THE REQUEST:
Every line of the material below must be repeated exactly.

RECORDS FOR THE TASK:
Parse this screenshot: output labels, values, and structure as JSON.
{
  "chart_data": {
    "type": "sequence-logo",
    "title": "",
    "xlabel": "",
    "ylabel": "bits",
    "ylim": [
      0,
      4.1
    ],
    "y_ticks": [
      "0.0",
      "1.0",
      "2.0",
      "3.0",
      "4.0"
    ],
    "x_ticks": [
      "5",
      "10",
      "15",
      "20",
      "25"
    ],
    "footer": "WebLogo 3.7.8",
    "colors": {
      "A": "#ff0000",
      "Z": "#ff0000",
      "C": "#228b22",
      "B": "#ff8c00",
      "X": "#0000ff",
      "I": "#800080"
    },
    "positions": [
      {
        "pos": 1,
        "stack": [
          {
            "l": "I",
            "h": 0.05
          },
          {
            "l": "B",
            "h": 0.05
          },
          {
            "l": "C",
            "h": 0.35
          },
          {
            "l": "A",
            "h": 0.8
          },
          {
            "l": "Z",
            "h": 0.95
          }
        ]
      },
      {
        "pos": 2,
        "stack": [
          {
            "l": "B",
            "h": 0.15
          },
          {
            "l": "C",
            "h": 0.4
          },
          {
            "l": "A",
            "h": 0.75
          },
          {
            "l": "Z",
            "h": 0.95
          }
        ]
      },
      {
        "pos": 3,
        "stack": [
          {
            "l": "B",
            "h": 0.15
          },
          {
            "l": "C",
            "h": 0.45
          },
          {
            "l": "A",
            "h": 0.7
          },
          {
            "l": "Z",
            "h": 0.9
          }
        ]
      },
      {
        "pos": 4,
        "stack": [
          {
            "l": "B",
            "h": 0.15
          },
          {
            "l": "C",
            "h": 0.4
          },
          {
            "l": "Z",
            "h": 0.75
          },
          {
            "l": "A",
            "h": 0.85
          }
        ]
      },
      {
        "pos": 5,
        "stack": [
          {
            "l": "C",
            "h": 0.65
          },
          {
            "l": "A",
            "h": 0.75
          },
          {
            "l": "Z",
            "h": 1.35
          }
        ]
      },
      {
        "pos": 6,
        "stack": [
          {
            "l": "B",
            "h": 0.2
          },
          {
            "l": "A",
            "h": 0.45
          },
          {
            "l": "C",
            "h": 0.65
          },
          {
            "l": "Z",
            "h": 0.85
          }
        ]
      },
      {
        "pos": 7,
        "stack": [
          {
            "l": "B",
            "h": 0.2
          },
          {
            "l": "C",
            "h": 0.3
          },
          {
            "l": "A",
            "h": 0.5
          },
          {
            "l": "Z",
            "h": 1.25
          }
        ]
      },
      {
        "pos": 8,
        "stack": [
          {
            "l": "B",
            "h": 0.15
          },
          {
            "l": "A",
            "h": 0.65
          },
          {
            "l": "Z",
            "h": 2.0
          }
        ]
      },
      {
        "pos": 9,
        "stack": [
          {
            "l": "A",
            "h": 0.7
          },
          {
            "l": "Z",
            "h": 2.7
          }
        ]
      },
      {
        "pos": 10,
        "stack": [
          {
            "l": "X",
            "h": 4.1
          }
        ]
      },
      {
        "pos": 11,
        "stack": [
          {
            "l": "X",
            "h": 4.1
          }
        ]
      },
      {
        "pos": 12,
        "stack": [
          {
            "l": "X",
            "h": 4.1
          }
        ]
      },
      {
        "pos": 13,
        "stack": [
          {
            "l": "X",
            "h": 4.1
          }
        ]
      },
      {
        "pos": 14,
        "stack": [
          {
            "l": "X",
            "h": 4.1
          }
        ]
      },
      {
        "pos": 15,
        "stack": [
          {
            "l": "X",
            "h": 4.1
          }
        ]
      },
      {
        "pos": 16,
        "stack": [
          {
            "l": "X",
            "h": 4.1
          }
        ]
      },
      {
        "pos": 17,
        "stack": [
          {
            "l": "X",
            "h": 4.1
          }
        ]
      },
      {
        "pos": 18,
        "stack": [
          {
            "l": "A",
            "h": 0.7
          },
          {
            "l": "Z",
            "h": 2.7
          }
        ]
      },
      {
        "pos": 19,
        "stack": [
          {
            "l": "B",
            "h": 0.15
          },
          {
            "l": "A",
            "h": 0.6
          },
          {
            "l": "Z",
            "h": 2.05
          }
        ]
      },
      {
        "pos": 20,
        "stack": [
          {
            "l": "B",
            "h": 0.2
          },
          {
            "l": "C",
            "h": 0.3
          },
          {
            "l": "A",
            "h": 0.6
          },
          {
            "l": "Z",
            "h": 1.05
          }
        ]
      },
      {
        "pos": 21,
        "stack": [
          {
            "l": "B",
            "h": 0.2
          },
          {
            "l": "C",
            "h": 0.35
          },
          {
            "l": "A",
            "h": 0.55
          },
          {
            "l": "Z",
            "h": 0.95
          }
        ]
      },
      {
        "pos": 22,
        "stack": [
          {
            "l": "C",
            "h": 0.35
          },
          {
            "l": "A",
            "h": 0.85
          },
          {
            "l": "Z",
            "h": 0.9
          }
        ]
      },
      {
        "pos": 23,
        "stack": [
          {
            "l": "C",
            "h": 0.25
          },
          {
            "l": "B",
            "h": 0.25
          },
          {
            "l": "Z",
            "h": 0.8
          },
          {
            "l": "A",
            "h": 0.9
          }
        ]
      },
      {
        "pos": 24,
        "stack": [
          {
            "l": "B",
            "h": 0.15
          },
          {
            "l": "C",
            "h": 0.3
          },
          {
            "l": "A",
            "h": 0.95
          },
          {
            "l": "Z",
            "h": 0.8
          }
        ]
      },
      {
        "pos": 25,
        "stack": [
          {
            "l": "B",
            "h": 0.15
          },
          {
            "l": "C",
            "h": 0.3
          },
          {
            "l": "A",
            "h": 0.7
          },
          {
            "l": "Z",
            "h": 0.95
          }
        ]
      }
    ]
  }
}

EXPECTED OUTPUT:
Parse this screenshot: output labels, values, and structure as JSON.
{
  "chart_data": {
    "type": "sequence-logo",
    "title": "",
    "xlabel": "",
    "ylabel": "bits",
    "ylim": [
      0,
      4.1
    ],
    "y_ticks": [
      "0.0",
      "1.0",
      "2.0",
      "3.0",
      "4.0"
    ],
    "x_ticks": [
      "5",
      "10",
      "15",
      "20",
      "25"
    ],
    "footer": "WebLogo 3.7.8",
    "colors": {
      "A": "#ff0000",
      "Z": "#ff0000",
      "C": "#228b22",
      "B": "#ff8c00",
      "X": "#0000ff",
      "I": "#800080"
    },
    "positions": [
      {
        "pos": 1,
        "stack": [
          {
            "l": "I",
            "h": 0.05
          },
          {
            "l": "B",
            "h": 0.05
          },
          {
            "l": "C",
            "h": 0.35
          },
          {
            "l": "A",
            "h": 0.8
          },
          {
            "l": "Z",
            "h": 0.95
          }
        ]
      },
      {
        "pos": 2,
        "stack": [
          {
            "l": "B",
            "h": 0.15
          },
          {
            "l": "C",
            "h": 0.4
          },
          {
            "l": "A",
            "h": 0.75
          },
          {
            "l": "Z",
            "h": 0.95
          }
        ]
      },
      {
        "pos": 3,
        "stack": [
          {
            "l": "B",
            "h": 0.15
          },
          {
            "l": "C",
            "h": 0.45
          },
          {
            "l": "A",
            "h": 0.7
          },
          {
            "l": "Z",
            "h": 0.9
          }
        ]
      },
      {
        "pos": 4,
        "stack": [
          {
            "l": "B",
            "h": 0.15
          },
          {
            "l": "C",
            "h": 0.4
          },
          {
            "l": "Z",
            "h": 0.75
          },
          {
            "l": "A",
            "h": 0.85
          }
        ]
      },
      {
        "pos": 5,
        "stack": [
          {
            "l": "C",
            "h": 0.65
          },
          {
            "l": "A",
            "h": 0.75
          },
          {
            "l": "Z",
            "h": 1.35
          }
        ]
      },
      {
        "pos": 6,
        "stack": [
          {
            "l": "B",
            "h": 0.2
          },
          {
            "l": "A",
            "h": 0.45
          },
          {
            "l": "C",
            "h": 0.65
          },
          {
            "l": "Z",
            "h": 0.85
          }
        ]
      },
      {
        "pos": 7,
        "stack": [
          {
            "l": "B",
            "h": 0.2
          },
          {
            "l": "C",
            "h": 0.3
          },
          {
            "l": "A",
            "h": 0.5
          },
          {
            "l": "Z",
            "h": 1.25
          }
        ]
      },
      {
        "pos": 8,
        "stack": [
          {
            "l": "B",
            "h": 0.15
          },
          {
            "l": "A",
            "h": 0.65
          },
          {
            "l": "Z",
            "h": 2.0
          }
        ]
      },
      {
        "pos": 9,
        "stack": [
          {
            "l": "A",
            "h": 0.7
          },
          {
            "l": "Z",
            "h": 2.7
          }
        ]
      },
      {
        "pos": 10,
        "stack": [
          {
            "l": "X",
            "h": 4.1
          }
        ]
      },
      {
        "pos": 11,
        "stack": [
          {
            "l": "X",
            "h": 4.1
          }
        ]
      },
      {
        "pos": 12,
        "stack": [
          {
            "l": "X",
            "h": 4.1
          }
        ]
      },
      {
        "pos": 13,
        "stack": [
          {
            "l": "X",
            "h": 4.1
          }
        ]
      },
      {
        "pos": 14,
        "stack": [
          {
            "l": "X",
            "h": 4.1
          }
        ]
      },
      {
        "pos": 15,
        "stack": [
          {
            "l": "X",
            "h": 4.1
          }
        ]
      },
      {
        "pos": 16,
        "stack": [
          {
            "l": "X",
            "h": 4.1
          }
        ]
      },
      {
        "pos": 17,
        "stack": [
          {
            "l": "X",
            "h": 4.1
          }
        ]
      },
      {
        "pos": 18,
        "stack": [
          {
            "l": "A",
            "h": 0.7
          },
          {
            "l": "Z",
            "h": 2.7
          }
        ]
      },
      {
        "pos": 19,
        "stack": [
          {
            "l": "B",
            "h": 0.15
          },
          {
            "l": "A",
            "h": 0.6
          },
          {
            "l": "Z",
            "h": 2.05
          }
        ]
      },
      {
        "pos": 20,
        "stack": [
          {
            "l": "B",
            "h": 0.2
          },
          {
            "l": "C",
            "h": 0.3
          },
          {
            "l": "A",
            "h": 0.6
          },
          {
            "l": "Z",
            "h": 1.05
          }
        ]
      },
      {
        "pos": 21,
        "stack": [
          {
            "l": "B",
            "h": 0.2
          },
          {
            "l": "C",
            "h": 0.35
          },
          {
            "l": "A",
            "h": 0.55
          },
          {
            "l": "Z",
            "h": 0.95
          }
        ]
      },
      {
        "pos": 22,
        "stack": [
          {
            "l": "C",
            "h": 0.35
          },
          {
            "l": "A",
            "h": 0.85
          },
          {
            "l": "Z",
            "h": 0.9
          }
        ]
      },
      {
        "pos": 23,
        "stack": [
          {
            "l": "C",
            "h": 0.25
          },
          {
            "l": "B",
            "h": 0.25
          },
          {
            "l": "Z",
            "h": 0.8
          },
          {
            "l": "A",
            "h": 0.9
          }
        ]
      },
      {
        "pos": 24,
        "stack": [
          {
            "l": "B",
            "h": 0.15
          },
          {
            "l": "C",
            "h": 0.3
          },
          {
            "l": "A",
            "h": 0.95
          },
          {
            "l": "Z",
            "h": 0.8
          }
        ]
      },
      {
        "pos": 25,
        "stack": [
          {
            "l": "B",
            "h": 0.15
          },
          {
            "l": "C",
            "h": 0.3
          },
          {
            "l": "A",
            "h": 0.7
          },
          {
            "l": "Z",
            "h": 0.95
          }
        ]
      }
    ]
  }
}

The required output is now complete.